** BEGIN **
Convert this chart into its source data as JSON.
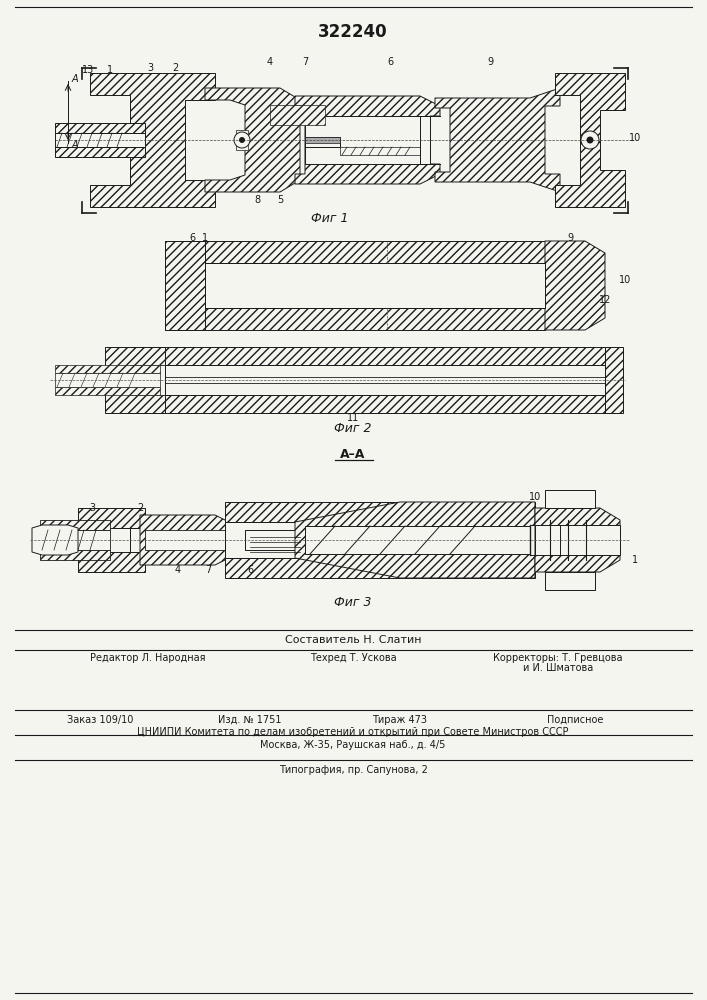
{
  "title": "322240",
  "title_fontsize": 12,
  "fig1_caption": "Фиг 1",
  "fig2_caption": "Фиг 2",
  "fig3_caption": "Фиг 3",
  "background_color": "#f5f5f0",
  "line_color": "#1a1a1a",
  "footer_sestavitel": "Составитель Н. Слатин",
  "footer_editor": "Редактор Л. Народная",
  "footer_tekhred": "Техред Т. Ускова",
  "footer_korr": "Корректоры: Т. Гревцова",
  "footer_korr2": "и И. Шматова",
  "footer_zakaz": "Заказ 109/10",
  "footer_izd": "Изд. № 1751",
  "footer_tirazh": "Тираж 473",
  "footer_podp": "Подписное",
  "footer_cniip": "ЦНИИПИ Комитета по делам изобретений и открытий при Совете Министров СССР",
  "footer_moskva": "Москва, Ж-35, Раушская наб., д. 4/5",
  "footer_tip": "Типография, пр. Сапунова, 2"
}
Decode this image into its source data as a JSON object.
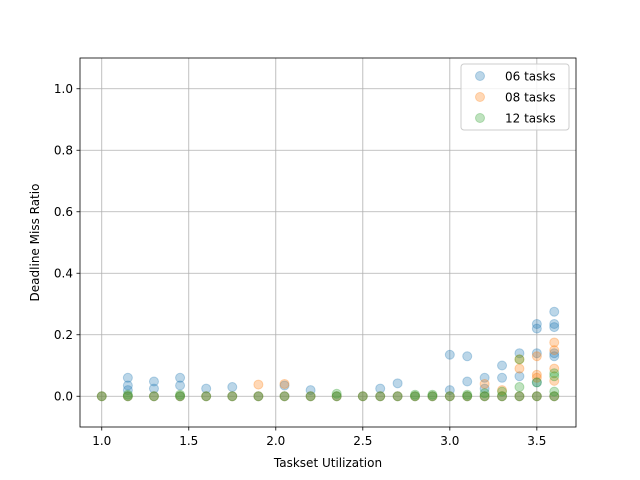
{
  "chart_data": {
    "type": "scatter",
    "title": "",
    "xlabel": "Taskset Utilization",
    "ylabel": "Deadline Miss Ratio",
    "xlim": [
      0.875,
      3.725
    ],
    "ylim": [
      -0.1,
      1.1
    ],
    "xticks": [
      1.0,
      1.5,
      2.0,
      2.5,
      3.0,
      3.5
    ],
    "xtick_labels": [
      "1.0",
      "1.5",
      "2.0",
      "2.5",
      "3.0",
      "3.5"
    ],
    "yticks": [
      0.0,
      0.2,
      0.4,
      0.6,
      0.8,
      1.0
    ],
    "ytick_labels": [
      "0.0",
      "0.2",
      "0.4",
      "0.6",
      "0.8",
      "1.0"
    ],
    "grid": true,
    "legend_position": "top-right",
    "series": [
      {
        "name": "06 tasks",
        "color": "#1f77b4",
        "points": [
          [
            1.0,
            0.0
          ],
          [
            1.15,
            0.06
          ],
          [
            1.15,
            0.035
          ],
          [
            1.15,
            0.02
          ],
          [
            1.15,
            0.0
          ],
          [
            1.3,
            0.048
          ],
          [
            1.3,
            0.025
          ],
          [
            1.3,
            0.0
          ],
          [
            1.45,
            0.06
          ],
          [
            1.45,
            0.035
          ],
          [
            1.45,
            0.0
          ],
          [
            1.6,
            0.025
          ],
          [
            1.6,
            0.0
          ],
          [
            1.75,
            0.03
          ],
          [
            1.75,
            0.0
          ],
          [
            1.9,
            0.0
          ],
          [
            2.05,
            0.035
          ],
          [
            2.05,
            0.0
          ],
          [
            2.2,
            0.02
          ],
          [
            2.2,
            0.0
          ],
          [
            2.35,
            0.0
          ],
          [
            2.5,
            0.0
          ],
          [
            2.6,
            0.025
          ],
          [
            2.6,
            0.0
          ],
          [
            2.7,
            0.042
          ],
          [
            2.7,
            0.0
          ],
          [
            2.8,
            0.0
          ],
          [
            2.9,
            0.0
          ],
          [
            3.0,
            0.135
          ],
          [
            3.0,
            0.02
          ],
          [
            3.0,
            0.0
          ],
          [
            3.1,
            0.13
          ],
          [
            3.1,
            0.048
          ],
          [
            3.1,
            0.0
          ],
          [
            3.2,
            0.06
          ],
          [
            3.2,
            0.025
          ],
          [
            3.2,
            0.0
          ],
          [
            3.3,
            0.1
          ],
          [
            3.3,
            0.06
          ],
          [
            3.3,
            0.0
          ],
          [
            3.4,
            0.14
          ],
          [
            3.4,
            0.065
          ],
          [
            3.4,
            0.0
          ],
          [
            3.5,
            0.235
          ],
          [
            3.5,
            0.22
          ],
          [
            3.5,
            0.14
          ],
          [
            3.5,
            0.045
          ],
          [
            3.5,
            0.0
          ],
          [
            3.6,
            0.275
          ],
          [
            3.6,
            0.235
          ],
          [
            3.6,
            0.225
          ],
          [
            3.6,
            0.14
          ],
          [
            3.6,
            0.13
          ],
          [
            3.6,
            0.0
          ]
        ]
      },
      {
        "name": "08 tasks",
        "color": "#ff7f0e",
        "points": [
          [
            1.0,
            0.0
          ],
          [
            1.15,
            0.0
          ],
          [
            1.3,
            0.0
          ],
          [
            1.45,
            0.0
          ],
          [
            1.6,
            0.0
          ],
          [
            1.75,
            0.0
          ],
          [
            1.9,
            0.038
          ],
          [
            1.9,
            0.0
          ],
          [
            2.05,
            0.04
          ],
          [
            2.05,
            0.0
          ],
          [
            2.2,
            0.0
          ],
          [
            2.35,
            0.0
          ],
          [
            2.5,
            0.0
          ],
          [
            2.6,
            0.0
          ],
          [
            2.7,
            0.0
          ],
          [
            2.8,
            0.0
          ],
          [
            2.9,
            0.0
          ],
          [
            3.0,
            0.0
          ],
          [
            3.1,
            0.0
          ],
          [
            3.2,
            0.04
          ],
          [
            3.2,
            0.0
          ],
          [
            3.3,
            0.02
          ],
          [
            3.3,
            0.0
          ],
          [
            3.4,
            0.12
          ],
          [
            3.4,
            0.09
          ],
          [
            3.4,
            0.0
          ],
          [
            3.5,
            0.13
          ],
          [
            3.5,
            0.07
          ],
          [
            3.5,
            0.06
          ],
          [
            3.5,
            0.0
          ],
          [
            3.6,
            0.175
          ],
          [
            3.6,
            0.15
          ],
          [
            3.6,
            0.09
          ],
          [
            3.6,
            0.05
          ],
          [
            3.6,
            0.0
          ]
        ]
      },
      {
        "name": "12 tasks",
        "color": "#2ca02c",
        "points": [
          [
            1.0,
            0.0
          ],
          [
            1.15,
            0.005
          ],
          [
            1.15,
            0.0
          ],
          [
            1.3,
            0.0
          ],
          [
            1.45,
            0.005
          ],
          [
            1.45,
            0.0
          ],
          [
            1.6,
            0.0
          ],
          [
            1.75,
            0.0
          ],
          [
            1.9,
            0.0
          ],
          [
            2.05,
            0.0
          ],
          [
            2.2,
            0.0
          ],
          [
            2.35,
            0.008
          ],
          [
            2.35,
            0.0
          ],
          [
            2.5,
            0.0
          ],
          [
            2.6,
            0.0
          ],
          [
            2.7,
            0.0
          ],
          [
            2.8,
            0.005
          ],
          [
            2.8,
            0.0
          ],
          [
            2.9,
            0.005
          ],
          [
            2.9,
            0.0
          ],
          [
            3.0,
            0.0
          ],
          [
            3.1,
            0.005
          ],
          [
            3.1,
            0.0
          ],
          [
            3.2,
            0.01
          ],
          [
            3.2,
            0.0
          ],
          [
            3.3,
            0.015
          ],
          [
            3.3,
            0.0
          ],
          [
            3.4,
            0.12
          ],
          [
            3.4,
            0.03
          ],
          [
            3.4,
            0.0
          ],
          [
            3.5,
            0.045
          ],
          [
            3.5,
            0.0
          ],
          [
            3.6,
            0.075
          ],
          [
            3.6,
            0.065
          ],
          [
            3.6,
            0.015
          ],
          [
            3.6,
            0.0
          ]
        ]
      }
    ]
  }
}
** END **
GOAL: Transcribe the listing above verbatim. Omit the pictures.

WRITTEN ANSWER:
Convert this chart into its source data as JSON.
{
  "title": "322240",
  "title_fontsize": 12,
  "fig1_caption": "Фиг 1",
  "fig2_caption": "Фиг 2",
  "fig3_caption": "Фиг 3",
  "background_color": "#f5f5f0",
  "line_color": "#1a1a1a",
  "footer_sestavitel": "Составитель Н. Слатин",
  "footer_editor": "Редактор Л. Народная",
  "footer_tekhred": "Техред Т. Ускова",
  "footer_korr": "Корректоры: Т. Гревцова",
  "footer_korr2": "и И. Шматова",
  "footer_zakaz": "Заказ 109/10",
  "footer_izd": "Изд. № 1751",
  "footer_tirazh": "Тираж 473",
  "footer_podp": "Подписное",
  "footer_cniip": "ЦНИИПИ Комитета по делам изобретений и открытий при Совете Министров СССР",
  "footer_moskva": "Москва, Ж-35, Раушская наб., д. 4/5",
  "footer_tip": "Типография, пр. Сапунова, 2"
}
Decode this image into its source data as a JSON object.
{
  "chart_data": {
    "type": "scatter",
    "title": "",
    "xlabel": "Taskset Utilization",
    "ylabel": "Deadline Miss Ratio",
    "xlim": [
      0.875,
      3.725
    ],
    "ylim": [
      -0.1,
      1.1
    ],
    "xticks": [
      1.0,
      1.5,
      2.0,
      2.5,
      3.0,
      3.5
    ],
    "xtick_labels": [
      "1.0",
      "1.5",
      "2.0",
      "2.5",
      "3.0",
      "3.5"
    ],
    "yticks": [
      0.0,
      0.2,
      0.4,
      0.6,
      0.8,
      1.0
    ],
    "ytick_labels": [
      "0.0",
      "0.2",
      "0.4",
      "0.6",
      "0.8",
      "1.0"
    ],
    "grid": true,
    "legend_position": "top-right",
    "series": [
      {
        "name": "06 tasks",
        "color": "#1f77b4",
        "points": [
          [
            1.0,
            0.0
          ],
          [
            1.15,
            0.06
          ],
          [
            1.15,
            0.035
          ],
          [
            1.15,
            0.02
          ],
          [
            1.15,
            0.0
          ],
          [
            1.3,
            0.048
          ],
          [
            1.3,
            0.025
          ],
          [
            1.3,
            0.0
          ],
          [
            1.45,
            0.06
          ],
          [
            1.45,
            0.035
          ],
          [
            1.45,
            0.0
          ],
          [
            1.6,
            0.025
          ],
          [
            1.6,
            0.0
          ],
          [
            1.75,
            0.03
          ],
          [
            1.75,
            0.0
          ],
          [
            1.9,
            0.0
          ],
          [
            2.05,
            0.035
          ],
          [
            2.05,
            0.0
          ],
          [
            2.2,
            0.02
          ],
          [
            2.2,
            0.0
          ],
          [
            2.35,
            0.0
          ],
          [
            2.5,
            0.0
          ],
          [
            2.6,
            0.025
          ],
          [
            2.6,
            0.0
          ],
          [
            2.7,
            0.042
          ],
          [
            2.7,
            0.0
          ],
          [
            2.8,
            0.0
          ],
          [
            2.9,
            0.0
          ],
          [
            3.0,
            0.135
          ],
          [
            3.0,
            0.02
          ],
          [
            3.0,
            0.0
          ],
          [
            3.1,
            0.13
          ],
          [
            3.1,
            0.048
          ],
          [
            3.1,
            0.0
          ],
          [
            3.2,
            0.06
          ],
          [
            3.2,
            0.025
          ],
          [
            3.2,
            0.0
          ],
          [
            3.3,
            0.1
          ],
          [
            3.3,
            0.06
          ],
          [
            3.3,
            0.0
          ],
          [
            3.4,
            0.14
          ],
          [
            3.4,
            0.065
          ],
          [
            3.4,
            0.0
          ],
          [
            3.5,
            0.235
          ],
          [
            3.5,
            0.22
          ],
          [
            3.5,
            0.14
          ],
          [
            3.5,
            0.045
          ],
          [
            3.5,
            0.0
          ],
          [
            3.6,
            0.275
          ],
          [
            3.6,
            0.235
          ],
          [
            3.6,
            0.225
          ],
          [
            3.6,
            0.14
          ],
          [
            3.6,
            0.13
          ],
          [
            3.6,
            0.0
          ]
        ]
      },
      {
        "name": "08 tasks",
        "color": "#ff7f0e",
        "points": [
          [
            1.0,
            0.0
          ],
          [
            1.15,
            0.0
          ],
          [
            1.3,
            0.0
          ],
          [
            1.45,
            0.0
          ],
          [
            1.6,
            0.0
          ],
          [
            1.75,
            0.0
          ],
          [
            1.9,
            0.038
          ],
          [
            1.9,
            0.0
          ],
          [
            2.05,
            0.04
          ],
          [
            2.05,
            0.0
          ],
          [
            2.2,
            0.0
          ],
          [
            2.35,
            0.0
          ],
          [
            2.5,
            0.0
          ],
          [
            2.6,
            0.0
          ],
          [
            2.7,
            0.0
          ],
          [
            2.8,
            0.0
          ],
          [
            2.9,
            0.0
          ],
          [
            3.0,
            0.0
          ],
          [
            3.1,
            0.0
          ],
          [
            3.2,
            0.04
          ],
          [
            3.2,
            0.0
          ],
          [
            3.3,
            0.02
          ],
          [
            3.3,
            0.0
          ],
          [
            3.4,
            0.12
          ],
          [
            3.4,
            0.09
          ],
          [
            3.4,
            0.0
          ],
          [
            3.5,
            0.13
          ],
          [
            3.5,
            0.07
          ],
          [
            3.5,
            0.06
          ],
          [
            3.5,
            0.0
          ],
          [
            3.6,
            0.175
          ],
          [
            3.6,
            0.15
          ],
          [
            3.6,
            0.09
          ],
          [
            3.6,
            0.05
          ],
          [
            3.6,
            0.0
          ]
        ]
      },
      {
        "name": "12 tasks",
        "color": "#2ca02c",
        "points": [
          [
            1.0,
            0.0
          ],
          [
            1.15,
            0.005
          ],
          [
            1.15,
            0.0
          ],
          [
            1.3,
            0.0
          ],
          [
            1.45,
            0.005
          ],
          [
            1.45,
            0.0
          ],
          [
            1.6,
            0.0
          ],
          [
            1.75,
            0.0
          ],
          [
            1.9,
            0.0
          ],
          [
            2.05,
            0.0
          ],
          [
            2.2,
            0.0
          ],
          [
            2.35,
            0.008
          ],
          [
            2.35,
            0.0
          ],
          [
            2.5,
            0.0
          ],
          [
            2.6,
            0.0
          ],
          [
            2.7,
            0.0
          ],
          [
            2.8,
            0.005
          ],
          [
            2.8,
            0.0
          ],
          [
            2.9,
            0.005
          ],
          [
            2.9,
            0.0
          ],
          [
            3.0,
            0.0
          ],
          [
            3.1,
            0.005
          ],
          [
            3.1,
            0.0
          ],
          [
            3.2,
            0.01
          ],
          [
            3.2,
            0.0
          ],
          [
            3.3,
            0.015
          ],
          [
            3.3,
            0.0
          ],
          [
            3.4,
            0.12
          ],
          [
            3.4,
            0.03
          ],
          [
            3.4,
            0.0
          ],
          [
            3.5,
            0.045
          ],
          [
            3.5,
            0.0
          ],
          [
            3.6,
            0.075
          ],
          [
            3.6,
            0.065
          ],
          [
            3.6,
            0.015
          ],
          [
            3.6,
            0.0
          ]
        ]
      }
    ]
  }
}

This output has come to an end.